Recent blog entries for Skud

Read this interview with me about leading AdaCamp Berlin and Bangalore

As I mentioned earlier today, I’m off to Europe shortly for AdaCamp Berlin, then in November I’m going to India for AdaCamp Bangalore. I’ll be leading both events, which means I get to welcome everyone and set the stage for the unconference, make sure the sessions and workshops run smoothly, and that the culture of AdaCamp meets its usual high standards.

The Ada Initiative just posted this announcement and interview where I talk a bit about my experience with AdaCamp, running various community events, and what I’ll bring to these ones.

Syndicated 2014-10-02 11:52:33 from Infotropism

Travels: London and Berlin (Oct 7th-20th, ish)

I haven’t mentioned this on here yet so I thought I’d better do so before I actually, you know, board the plane.

I’m heading over to Europe next week and the week after. The main reason I’m going is AdaCamp in Berlin, which I will be helping run, but before and after that I’ll also be spending some time in the UK and running this Growstuff event, to get stuck into some serious code with some of our UK-based developers, in London on Oct 18-19.

If you are in the UK and are interested in food innovation, open data, technology for social good, sustainability, inclusive open source projects, or related fields, I would love to meet you! If you can’t make it to the Growstuff code sprint but would like to catch up for a coffee or something, drop me a line.

Syndicated 2014-10-02 04:29:13 from Infotropism

Why I just stopped using IM (hint: fucking Google)

tl;dr – if we usually talk on IM/GTalk you won’t see me around any more. Use IRC, email, or other mechanisms (listed at bottom of this post) to contact me.


Background: Google stopped supporting open standards for IM a few years ago.

Other background: when I changed my name in 2011 I grabbed a GMail account with that name, just in case it would be useful. I didn’t use it, though — instead I forwarded any mail from it to my actual email address, the one I’ve had since the turn of the century: skud@infotrope.net, and set that address as my default for everything I could find.

Unfortunately Google didn’t honour those preferences, and kept exposing my unused GMail address to people. When I signed up for Google Groups, it would be exposed. When I shared Google Docs, it would be exposed. I presume it was being exposed all kinds of other ways, too, because people kept seeing my GMail address and thinking it was the right way to contact me. So in addition to the forwarding I also set up a vacation reminder telling anyone who emailed me there to use my actual address and not to use the Google one.

Recorded information:
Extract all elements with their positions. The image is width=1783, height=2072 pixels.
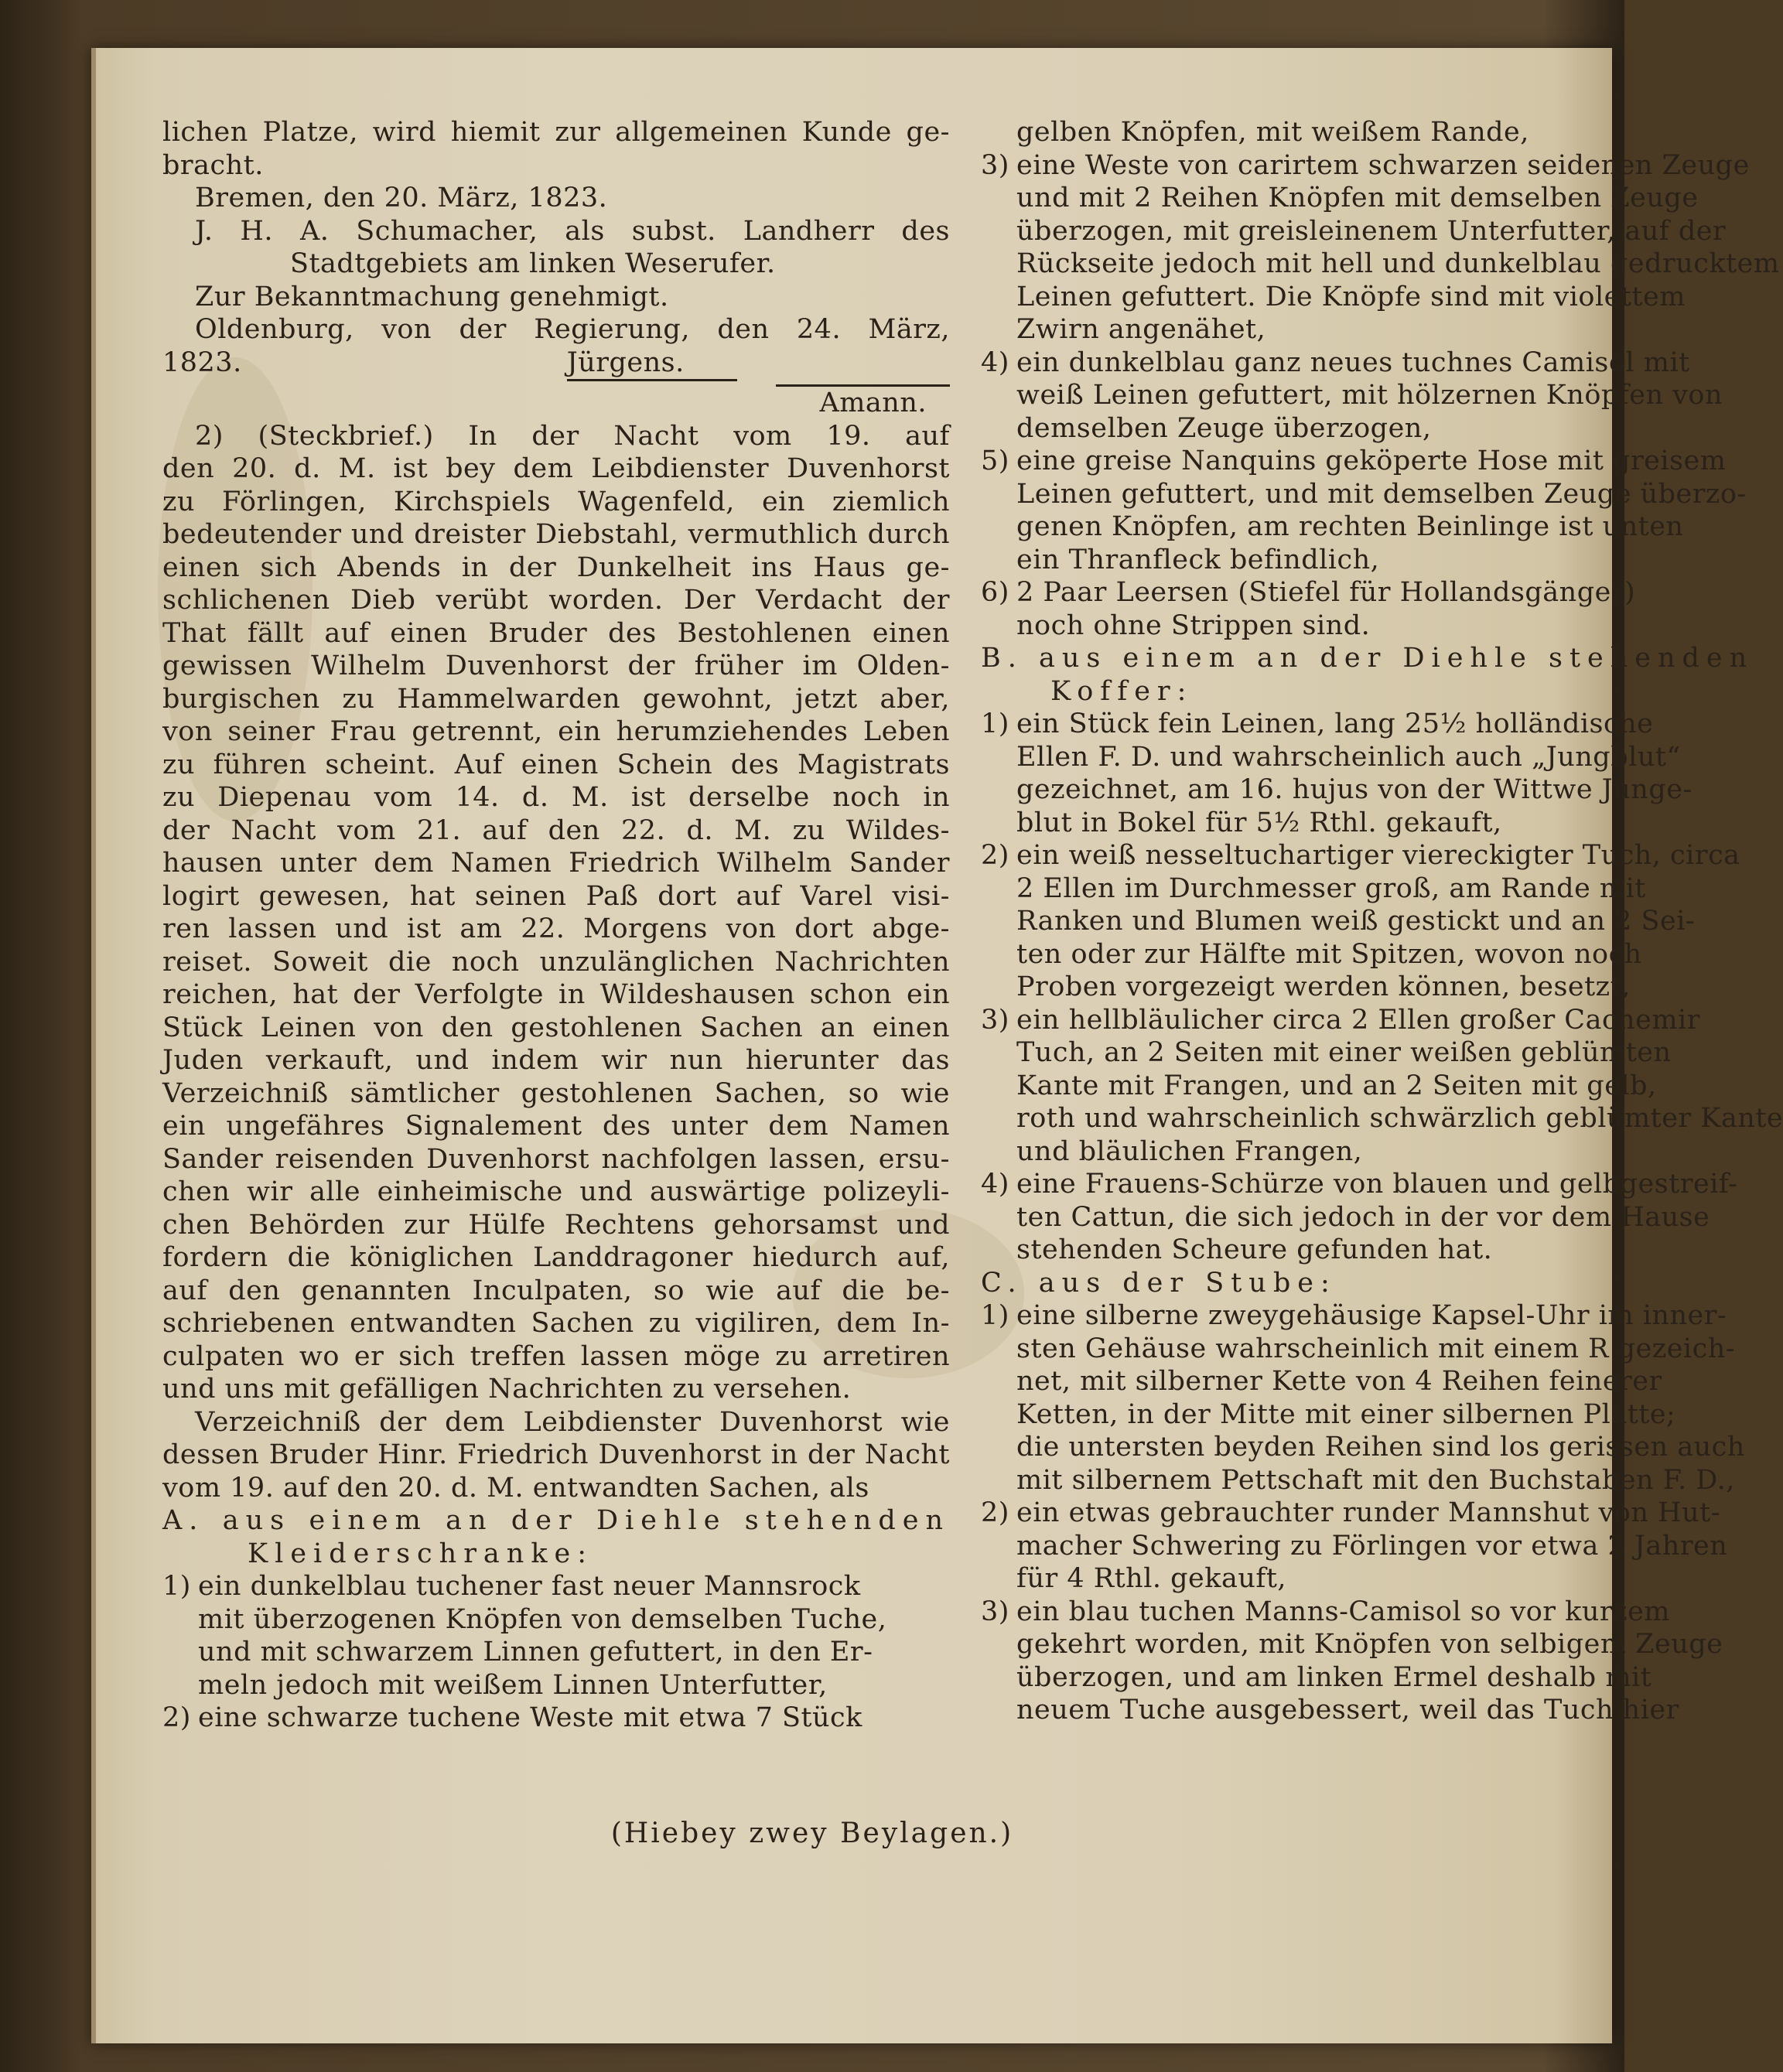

To-do list:
a – Summarize the blog entries in two sentences.
b – Answer each question from the blog entries, one answer a line.
(i) In what month does Skud go to India for AdaCamp Bangalore?
(ii) In what city and on what dates will the Growstuff event take place?
(iii) In what year did Skud change names and get a GMail account with the new name?

Task responses:
a – Skud will lead AdaCamp Berlin and then AdaCamp Bangalore in November, and will also spend time in the UK, including a Growstuff code sprint in London on Oct 18-19. Skud has stopped using IM/GTalk because Google stopped supporting open IM standards and kept exposing an unused GMail address instead of the preferred address, skud@infotrope.net.

b –
(i) November
(ii) London, Oct 18-19
(iii) 2011